§ **Exercise directions**
Read the data and repeat it in full, exactly.
— BEGIN Input material —
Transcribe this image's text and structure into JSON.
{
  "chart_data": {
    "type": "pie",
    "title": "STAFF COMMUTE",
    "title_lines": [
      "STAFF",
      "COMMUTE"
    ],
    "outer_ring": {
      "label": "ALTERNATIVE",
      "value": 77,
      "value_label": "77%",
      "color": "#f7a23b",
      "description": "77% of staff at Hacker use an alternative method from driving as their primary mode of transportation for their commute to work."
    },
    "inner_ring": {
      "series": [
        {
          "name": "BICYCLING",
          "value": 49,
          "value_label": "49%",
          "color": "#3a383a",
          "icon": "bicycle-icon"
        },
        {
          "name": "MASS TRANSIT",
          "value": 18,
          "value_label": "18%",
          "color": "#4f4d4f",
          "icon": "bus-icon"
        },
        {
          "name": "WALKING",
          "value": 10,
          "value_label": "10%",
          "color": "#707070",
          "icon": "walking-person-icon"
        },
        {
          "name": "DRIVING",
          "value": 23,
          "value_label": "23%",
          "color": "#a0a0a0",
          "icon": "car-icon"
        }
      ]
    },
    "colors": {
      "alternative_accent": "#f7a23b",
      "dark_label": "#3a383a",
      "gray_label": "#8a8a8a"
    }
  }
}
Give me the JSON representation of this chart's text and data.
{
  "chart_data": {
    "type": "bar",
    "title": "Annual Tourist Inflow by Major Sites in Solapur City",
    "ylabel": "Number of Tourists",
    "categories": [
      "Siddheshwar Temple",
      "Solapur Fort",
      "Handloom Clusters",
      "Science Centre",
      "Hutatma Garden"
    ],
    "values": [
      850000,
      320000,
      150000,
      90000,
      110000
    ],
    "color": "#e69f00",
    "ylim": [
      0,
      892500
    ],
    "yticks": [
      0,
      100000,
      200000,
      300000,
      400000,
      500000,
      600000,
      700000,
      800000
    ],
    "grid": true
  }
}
— END Input material —
§ **Solved exercise**
Transcribe this image's text and structure into JSON.
{
  "chart_data": {
    "type": "pie",
    "title": "STAFF COMMUTE",
    "title_lines": [
      "STAFF",
      "COMMUTE"
    ],
    "outer_ring": {
      "label": "ALTERNATIVE",
      "value": 77,
      "value_label": "77%",
      "color": "#f7a23b",
      "description": "77% of staff at Hacker use an alternative method from driving as their primary mode of transportation for their commute to work."
    },
    "inner_ring": {
      "series": [
        {
          "name": "BICYCLING",
          "value": 49,
          "value_label": "49%",
          "color": "#3a383a",
          "icon": "bicycle-icon"
        },
        {
          "name": "MASS TRANSIT",
          "value": 18,
          "value_label": "18%",
          "color": "#4f4d4f",
          "icon": "bus-icon"
        },
        {
          "name": "WALKING",
          "value": 10,
          "value_label": "10%",
          "color": "#707070",
          "icon": "walking-person-icon"
        },
        {
          "name": "DRIVING",
          "value": 23,
          "value_label": "23%",
          "color": "#a0a0a0",
          "icon": "car-icon"
        }
      ]
    },
    "colors": {
      "alternative_accent": "#f7a23b",
      "dark_label": "#3a383a",
      "gray_label": "#8a8a8a"
    }
  }
}
Give me the JSON representation of this chart's text and data.
{
  "chart_data": {
    "type": "bar",
    "title": "Annual Tourist Inflow by Major Sites in Solapur City",
    "ylabel": "Number of Tourists",
    "categories": [
      "Siddheshwar Temple",
      "Solapur Fort",
      "Handloom Clusters",
      "Science Centre",
      "Hutatma Garden"
    ],
    "values": [
      850000,
      320000,
      150000,
      90000,
      110000
    ],
    "color": "#e69f00",
    "ylim": [
      0,
      892500
    ],
    "yticks": [
      0,
      100000,
      200000,
      300000,
      400000,
      500000,
      600000,
      700000,
      800000
    ],
    "grid": true
  }
}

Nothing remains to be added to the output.